DATASET RECORDS:

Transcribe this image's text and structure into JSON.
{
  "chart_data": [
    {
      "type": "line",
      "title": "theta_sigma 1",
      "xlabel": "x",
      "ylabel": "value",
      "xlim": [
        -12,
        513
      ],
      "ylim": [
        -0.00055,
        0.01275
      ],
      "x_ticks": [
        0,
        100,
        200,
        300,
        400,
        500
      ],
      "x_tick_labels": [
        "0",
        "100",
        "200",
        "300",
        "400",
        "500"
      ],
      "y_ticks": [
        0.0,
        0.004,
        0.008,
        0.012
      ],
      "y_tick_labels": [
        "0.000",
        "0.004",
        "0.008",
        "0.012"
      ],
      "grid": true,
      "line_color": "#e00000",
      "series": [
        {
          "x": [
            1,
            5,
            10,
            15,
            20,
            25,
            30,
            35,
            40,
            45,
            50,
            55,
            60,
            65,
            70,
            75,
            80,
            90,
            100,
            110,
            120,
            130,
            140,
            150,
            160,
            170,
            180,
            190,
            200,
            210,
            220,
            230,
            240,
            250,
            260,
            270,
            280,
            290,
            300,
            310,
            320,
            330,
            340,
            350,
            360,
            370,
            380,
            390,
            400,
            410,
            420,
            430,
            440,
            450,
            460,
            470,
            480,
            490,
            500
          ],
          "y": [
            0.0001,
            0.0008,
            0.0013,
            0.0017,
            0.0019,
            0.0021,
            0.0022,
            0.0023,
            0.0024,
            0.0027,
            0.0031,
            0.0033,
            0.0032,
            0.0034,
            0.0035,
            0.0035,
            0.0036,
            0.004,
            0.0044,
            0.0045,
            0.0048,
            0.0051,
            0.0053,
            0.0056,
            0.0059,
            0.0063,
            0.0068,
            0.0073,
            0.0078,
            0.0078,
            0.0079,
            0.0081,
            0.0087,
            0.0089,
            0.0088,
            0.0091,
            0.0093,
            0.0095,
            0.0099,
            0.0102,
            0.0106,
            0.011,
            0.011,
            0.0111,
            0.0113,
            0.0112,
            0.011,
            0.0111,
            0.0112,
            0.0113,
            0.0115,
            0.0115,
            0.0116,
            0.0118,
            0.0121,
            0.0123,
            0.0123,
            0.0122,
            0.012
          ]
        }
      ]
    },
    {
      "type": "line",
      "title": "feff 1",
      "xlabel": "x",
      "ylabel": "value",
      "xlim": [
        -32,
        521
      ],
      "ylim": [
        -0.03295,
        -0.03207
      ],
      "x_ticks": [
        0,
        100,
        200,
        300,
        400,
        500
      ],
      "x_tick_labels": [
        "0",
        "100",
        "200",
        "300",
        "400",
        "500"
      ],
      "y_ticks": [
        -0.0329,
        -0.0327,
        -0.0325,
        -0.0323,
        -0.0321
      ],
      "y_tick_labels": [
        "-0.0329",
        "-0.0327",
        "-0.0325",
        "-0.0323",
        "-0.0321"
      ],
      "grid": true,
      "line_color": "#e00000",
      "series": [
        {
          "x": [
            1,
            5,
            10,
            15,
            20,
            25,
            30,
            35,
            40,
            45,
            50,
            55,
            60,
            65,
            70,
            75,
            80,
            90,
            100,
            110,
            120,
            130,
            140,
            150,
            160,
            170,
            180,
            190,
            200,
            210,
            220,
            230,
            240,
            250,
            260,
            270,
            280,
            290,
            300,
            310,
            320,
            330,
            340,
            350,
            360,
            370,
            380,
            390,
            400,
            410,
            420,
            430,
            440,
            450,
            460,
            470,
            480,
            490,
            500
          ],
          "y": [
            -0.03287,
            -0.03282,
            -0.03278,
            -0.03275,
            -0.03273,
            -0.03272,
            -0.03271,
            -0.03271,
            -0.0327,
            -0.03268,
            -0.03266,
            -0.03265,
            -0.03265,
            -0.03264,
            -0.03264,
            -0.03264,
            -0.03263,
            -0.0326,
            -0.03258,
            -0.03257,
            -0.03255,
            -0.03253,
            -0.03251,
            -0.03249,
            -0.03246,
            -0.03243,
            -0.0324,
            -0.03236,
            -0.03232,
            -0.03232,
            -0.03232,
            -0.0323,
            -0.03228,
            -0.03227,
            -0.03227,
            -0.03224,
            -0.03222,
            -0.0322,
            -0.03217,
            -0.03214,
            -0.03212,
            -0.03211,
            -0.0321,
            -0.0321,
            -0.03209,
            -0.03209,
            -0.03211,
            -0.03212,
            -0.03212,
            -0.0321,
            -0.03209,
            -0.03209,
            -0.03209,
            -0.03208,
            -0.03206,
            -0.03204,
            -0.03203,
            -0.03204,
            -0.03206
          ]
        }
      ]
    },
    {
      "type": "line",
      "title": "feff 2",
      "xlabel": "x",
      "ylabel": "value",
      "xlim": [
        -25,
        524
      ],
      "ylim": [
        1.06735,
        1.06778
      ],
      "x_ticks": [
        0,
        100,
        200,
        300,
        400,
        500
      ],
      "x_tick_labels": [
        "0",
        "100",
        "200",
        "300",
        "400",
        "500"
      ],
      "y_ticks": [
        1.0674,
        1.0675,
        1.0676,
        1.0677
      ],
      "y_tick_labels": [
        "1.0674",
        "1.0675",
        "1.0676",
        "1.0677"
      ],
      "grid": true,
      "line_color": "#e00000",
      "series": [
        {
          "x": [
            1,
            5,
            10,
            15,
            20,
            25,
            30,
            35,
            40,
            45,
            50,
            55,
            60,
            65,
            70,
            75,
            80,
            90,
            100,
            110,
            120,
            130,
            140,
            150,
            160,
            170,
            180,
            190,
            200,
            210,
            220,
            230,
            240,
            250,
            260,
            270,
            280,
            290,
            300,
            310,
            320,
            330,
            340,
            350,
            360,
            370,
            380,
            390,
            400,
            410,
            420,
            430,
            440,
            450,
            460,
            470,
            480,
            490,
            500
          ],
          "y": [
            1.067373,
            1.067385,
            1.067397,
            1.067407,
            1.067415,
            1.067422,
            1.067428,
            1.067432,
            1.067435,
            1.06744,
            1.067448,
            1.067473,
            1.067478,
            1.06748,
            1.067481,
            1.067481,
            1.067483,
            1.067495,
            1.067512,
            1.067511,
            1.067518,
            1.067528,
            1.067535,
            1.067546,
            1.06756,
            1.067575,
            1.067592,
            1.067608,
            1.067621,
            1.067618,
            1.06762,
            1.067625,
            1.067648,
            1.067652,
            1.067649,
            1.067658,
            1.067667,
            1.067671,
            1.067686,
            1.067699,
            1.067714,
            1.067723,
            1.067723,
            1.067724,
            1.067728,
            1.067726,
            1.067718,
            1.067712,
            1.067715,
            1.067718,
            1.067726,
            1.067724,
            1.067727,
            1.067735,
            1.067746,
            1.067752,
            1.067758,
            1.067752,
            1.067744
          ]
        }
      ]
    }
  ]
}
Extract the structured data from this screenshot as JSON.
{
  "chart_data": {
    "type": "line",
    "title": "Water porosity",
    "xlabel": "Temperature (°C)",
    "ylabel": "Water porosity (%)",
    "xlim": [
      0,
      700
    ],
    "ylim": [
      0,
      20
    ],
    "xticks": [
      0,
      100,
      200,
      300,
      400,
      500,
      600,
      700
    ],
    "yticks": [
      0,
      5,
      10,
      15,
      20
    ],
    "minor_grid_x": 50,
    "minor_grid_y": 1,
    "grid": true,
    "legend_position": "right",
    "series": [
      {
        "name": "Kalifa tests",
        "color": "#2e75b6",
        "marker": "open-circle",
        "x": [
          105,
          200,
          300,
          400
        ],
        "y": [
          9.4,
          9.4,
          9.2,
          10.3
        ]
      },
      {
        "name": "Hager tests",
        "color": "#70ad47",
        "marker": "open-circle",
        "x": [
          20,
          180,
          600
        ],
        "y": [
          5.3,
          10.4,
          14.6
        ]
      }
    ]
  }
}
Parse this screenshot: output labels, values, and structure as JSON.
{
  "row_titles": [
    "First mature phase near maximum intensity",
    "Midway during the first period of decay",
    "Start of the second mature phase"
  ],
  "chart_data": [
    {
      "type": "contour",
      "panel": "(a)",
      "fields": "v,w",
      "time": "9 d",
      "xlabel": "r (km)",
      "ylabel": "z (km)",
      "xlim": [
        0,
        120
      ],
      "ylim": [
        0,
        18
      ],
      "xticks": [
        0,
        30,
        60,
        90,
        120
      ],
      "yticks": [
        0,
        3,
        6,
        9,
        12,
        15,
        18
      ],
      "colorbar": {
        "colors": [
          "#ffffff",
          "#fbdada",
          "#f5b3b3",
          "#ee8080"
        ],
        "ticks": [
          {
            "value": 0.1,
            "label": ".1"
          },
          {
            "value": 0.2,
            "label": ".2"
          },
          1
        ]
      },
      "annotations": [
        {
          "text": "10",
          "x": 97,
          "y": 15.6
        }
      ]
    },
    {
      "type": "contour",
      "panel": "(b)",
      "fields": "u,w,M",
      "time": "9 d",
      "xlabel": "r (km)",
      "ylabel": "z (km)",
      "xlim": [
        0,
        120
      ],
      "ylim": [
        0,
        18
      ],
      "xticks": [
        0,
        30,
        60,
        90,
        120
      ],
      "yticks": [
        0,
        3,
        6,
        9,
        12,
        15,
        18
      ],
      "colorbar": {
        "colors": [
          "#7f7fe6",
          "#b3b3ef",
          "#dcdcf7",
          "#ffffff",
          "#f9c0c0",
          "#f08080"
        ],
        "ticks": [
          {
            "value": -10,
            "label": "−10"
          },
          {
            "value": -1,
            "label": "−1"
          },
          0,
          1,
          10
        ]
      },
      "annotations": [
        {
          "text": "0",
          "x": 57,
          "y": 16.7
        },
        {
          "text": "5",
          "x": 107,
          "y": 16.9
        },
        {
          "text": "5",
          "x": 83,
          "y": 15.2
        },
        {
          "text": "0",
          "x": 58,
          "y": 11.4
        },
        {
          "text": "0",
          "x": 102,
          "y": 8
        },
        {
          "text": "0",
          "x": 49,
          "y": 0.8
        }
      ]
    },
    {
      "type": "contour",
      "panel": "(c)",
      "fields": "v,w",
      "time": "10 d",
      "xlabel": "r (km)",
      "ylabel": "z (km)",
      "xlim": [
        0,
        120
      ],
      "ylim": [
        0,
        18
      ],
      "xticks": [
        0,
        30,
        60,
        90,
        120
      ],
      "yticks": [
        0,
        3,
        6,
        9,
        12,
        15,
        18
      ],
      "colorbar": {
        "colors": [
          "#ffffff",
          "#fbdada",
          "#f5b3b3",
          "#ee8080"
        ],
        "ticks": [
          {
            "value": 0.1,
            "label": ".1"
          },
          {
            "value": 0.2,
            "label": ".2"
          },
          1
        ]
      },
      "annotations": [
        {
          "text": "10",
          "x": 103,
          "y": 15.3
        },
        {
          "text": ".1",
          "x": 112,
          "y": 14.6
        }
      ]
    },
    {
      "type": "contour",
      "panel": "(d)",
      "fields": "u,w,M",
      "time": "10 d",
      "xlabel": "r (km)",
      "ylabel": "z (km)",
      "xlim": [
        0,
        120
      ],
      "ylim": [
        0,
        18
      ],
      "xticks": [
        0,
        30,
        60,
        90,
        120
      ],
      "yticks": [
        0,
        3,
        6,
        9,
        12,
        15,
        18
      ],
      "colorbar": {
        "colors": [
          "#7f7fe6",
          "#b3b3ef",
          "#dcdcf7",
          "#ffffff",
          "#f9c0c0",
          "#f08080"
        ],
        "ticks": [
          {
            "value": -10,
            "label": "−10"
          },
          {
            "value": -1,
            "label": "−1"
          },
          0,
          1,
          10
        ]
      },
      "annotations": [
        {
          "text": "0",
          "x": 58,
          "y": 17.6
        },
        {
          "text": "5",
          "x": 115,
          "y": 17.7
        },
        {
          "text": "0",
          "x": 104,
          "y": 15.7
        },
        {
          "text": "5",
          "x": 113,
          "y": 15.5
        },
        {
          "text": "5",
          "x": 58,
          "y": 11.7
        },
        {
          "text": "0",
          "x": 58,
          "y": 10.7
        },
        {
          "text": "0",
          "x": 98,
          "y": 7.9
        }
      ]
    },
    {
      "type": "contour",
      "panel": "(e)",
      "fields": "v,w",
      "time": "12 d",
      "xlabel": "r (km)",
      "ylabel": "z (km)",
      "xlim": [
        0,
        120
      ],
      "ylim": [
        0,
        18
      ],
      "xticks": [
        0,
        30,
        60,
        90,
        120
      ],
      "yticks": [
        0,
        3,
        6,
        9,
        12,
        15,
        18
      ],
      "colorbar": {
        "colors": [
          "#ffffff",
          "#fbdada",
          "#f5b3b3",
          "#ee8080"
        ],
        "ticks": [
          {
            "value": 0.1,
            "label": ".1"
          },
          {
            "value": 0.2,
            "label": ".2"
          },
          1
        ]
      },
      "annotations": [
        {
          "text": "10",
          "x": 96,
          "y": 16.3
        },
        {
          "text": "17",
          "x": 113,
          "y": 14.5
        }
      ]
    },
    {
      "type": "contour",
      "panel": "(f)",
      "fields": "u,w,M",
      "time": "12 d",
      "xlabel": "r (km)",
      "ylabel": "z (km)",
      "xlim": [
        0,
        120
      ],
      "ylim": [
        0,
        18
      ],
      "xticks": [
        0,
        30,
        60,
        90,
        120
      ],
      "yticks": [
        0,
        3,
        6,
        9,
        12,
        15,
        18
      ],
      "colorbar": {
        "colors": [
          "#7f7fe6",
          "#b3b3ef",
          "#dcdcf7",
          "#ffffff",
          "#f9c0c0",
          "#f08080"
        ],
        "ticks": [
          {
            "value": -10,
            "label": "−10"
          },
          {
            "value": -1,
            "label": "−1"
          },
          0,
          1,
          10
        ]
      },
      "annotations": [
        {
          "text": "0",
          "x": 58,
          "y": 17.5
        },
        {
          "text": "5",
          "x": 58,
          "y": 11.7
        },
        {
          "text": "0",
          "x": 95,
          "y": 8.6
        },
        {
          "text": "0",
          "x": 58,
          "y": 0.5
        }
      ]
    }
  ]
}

GIVEN PROBLEM: Look through the entries above and report each line where the string "porosity" occurs.

FINAL RESULT:
    "title": "Water porosity",
    "ylabel": "Water porosity (%)",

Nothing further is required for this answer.